Challenge: The listing beneath should be written out in full, exactly as shown.

[Saved data entries]
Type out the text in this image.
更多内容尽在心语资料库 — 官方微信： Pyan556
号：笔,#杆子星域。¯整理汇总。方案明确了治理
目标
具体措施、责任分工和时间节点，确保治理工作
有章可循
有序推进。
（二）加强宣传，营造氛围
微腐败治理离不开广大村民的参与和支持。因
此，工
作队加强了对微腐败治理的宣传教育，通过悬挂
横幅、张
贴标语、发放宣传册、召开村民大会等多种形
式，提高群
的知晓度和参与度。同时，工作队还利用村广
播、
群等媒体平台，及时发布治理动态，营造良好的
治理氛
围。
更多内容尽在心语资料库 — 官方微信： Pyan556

Result:
Type out the text in this image.
更多内容尽在心语资料库 — 官方微信： Pyan556
号：笔,#杆子星域。¯整理汇总。方案明确了治理
目标
具体措施、责任分工和时间节点，确保治理工作
有章可循
有序推进。
（二）加强宣传，营造氛围
微腐败治理离不开广大村民的参与和支持。因
此，工
作队加强了对微腐败治理的宣传教育，通过悬挂
横幅、张
贴标语、发放宣传册、召开村民大会等多种形
式，提高群
的知晓度和参与度。同时，工作队还利用村广
播、
群等媒体平台，及时发布治理动态，营造良好的
治理氛
围。
更多内容尽在心语资料库 — 官方微信： Pyan556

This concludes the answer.